# Task instructions:
Where the string "http" occurs in the material below, report the whole line.

# The input:

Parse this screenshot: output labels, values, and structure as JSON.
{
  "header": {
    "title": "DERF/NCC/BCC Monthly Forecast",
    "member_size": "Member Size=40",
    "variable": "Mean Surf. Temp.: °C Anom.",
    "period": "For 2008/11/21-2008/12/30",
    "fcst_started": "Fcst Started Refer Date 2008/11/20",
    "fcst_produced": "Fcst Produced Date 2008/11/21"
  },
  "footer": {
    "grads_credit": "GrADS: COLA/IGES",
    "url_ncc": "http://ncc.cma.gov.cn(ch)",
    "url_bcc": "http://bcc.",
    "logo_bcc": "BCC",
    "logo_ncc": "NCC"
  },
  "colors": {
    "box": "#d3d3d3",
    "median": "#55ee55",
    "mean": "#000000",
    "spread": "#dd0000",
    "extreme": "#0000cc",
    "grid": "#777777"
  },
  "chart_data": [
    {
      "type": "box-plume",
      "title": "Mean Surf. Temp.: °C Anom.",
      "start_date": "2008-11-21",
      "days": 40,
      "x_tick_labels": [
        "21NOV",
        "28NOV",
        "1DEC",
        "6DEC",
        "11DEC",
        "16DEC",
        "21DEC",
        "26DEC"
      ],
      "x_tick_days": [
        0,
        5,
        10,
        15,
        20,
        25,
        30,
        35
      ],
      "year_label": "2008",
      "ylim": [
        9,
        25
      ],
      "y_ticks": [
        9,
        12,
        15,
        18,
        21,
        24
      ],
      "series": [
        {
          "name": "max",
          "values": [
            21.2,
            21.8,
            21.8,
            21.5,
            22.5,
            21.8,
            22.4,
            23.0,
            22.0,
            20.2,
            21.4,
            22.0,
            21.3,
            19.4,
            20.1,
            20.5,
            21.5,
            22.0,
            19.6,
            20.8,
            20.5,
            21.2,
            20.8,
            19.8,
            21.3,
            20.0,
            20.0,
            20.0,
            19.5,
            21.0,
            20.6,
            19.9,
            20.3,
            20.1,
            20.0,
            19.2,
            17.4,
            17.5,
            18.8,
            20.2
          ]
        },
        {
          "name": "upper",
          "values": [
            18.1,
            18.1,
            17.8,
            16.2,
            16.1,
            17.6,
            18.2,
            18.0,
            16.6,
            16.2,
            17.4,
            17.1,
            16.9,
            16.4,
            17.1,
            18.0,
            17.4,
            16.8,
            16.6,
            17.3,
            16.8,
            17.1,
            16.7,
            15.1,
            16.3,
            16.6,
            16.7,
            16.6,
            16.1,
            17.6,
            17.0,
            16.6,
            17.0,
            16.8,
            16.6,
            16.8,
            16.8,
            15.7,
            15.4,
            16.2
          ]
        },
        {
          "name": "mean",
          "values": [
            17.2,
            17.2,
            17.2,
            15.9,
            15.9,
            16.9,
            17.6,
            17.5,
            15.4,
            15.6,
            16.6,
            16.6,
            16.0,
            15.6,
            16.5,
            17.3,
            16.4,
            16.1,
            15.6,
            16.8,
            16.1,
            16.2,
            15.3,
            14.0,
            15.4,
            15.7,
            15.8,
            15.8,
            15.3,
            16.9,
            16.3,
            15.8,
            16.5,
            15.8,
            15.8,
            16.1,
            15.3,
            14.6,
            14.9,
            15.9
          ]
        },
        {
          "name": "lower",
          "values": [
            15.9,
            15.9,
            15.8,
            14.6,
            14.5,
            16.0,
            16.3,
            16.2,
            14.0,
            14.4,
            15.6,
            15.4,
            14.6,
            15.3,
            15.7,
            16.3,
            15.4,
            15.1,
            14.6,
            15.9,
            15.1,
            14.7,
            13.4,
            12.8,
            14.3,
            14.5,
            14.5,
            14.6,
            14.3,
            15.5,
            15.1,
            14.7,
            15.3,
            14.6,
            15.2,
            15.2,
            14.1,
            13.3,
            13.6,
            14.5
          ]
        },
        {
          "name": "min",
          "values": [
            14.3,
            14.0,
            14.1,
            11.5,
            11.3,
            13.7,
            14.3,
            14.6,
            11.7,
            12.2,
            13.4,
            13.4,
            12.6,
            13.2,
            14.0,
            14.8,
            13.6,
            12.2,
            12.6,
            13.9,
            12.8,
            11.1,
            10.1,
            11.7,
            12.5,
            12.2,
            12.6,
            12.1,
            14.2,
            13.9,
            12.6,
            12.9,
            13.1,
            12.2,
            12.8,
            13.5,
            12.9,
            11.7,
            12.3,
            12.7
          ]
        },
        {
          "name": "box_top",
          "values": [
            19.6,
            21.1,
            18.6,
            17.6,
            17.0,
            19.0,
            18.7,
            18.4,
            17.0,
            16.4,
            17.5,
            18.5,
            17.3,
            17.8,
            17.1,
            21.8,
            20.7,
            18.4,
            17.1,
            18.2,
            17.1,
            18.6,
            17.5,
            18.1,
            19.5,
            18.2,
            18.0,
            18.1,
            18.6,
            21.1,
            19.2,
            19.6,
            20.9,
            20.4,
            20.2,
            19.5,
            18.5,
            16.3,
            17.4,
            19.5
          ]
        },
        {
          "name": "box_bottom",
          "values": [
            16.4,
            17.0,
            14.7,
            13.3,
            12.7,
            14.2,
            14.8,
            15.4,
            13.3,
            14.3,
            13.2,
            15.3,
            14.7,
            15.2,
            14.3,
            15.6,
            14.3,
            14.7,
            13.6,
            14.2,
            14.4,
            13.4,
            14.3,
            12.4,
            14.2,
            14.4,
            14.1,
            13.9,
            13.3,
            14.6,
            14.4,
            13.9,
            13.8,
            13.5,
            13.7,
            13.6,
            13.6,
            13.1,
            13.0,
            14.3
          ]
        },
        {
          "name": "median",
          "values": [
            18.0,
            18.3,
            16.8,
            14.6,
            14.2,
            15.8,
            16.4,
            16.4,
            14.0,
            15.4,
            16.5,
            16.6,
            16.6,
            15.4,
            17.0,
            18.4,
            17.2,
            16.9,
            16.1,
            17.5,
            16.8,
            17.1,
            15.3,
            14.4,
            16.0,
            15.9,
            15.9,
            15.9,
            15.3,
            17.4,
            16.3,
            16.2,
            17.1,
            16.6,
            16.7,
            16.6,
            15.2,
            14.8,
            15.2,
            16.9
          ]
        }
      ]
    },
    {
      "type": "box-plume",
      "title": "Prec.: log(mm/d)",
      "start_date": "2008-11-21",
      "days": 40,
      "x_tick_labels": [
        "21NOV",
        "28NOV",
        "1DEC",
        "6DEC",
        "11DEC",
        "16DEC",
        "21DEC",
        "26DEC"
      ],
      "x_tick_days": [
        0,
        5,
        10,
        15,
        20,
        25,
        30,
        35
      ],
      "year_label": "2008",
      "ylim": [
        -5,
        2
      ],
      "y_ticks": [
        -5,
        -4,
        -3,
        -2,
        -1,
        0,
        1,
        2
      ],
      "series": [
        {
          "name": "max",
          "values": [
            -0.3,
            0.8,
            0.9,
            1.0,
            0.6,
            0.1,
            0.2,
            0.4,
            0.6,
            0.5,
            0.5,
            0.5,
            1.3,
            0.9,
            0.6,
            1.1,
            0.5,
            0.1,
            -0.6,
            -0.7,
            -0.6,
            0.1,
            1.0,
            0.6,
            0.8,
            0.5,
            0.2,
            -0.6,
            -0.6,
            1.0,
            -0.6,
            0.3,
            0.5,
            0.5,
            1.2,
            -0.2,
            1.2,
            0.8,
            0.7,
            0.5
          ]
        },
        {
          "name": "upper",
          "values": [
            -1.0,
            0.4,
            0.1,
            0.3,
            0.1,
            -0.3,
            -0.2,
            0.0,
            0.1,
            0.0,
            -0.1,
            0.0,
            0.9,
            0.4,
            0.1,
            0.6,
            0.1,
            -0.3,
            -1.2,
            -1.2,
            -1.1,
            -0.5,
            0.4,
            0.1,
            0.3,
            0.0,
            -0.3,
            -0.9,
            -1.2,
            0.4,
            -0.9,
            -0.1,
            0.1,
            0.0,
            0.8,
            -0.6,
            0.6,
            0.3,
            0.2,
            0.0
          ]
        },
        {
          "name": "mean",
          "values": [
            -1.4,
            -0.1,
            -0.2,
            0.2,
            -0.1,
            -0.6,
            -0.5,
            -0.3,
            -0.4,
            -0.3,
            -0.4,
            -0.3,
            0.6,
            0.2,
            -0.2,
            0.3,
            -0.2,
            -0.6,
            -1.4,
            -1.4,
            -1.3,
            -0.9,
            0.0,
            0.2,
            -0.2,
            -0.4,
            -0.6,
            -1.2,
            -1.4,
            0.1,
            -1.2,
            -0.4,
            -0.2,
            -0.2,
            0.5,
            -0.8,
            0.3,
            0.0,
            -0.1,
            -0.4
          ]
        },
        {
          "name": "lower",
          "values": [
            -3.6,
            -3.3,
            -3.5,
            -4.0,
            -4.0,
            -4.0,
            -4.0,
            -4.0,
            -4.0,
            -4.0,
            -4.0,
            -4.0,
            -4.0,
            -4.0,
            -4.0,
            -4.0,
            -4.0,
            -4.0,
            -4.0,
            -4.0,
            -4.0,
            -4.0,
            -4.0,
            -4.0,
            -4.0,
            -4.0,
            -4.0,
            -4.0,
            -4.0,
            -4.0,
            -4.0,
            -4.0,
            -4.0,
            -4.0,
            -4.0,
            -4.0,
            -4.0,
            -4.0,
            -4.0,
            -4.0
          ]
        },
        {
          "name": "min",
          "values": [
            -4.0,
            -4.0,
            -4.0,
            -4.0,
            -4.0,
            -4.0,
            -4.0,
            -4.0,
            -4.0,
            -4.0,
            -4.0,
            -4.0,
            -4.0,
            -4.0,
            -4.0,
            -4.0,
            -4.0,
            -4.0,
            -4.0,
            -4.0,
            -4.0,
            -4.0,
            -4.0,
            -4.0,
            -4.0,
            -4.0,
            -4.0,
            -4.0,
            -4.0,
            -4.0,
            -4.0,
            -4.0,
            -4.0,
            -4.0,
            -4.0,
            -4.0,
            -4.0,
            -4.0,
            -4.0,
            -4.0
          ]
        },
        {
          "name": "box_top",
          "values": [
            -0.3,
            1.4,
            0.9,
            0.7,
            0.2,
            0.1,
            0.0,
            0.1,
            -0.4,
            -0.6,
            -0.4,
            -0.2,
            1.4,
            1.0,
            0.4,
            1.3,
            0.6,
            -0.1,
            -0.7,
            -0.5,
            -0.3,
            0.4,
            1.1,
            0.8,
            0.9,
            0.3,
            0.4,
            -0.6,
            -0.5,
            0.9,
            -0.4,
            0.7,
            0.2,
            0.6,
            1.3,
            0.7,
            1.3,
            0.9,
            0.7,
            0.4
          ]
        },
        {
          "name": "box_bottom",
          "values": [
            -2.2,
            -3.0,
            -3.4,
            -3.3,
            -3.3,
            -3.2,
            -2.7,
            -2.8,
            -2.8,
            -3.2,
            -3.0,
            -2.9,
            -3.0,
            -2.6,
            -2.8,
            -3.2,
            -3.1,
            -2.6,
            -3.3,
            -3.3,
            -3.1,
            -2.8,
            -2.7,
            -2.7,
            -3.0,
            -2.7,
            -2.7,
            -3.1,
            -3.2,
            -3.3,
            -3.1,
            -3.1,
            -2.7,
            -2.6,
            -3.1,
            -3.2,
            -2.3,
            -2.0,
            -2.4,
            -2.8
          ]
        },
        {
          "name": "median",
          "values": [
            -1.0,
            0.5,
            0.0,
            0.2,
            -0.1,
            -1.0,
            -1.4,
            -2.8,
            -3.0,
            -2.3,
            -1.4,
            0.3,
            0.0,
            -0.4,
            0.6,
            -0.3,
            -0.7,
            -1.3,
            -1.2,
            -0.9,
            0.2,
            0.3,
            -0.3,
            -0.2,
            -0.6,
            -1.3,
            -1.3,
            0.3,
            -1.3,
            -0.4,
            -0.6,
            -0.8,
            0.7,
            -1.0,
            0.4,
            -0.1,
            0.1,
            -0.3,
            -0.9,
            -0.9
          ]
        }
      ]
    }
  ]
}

# Answer to the task:
    "url_ncc": "http://ncc.cma.gov.cn(ch)",
    "url_bcc": "http://bcc.",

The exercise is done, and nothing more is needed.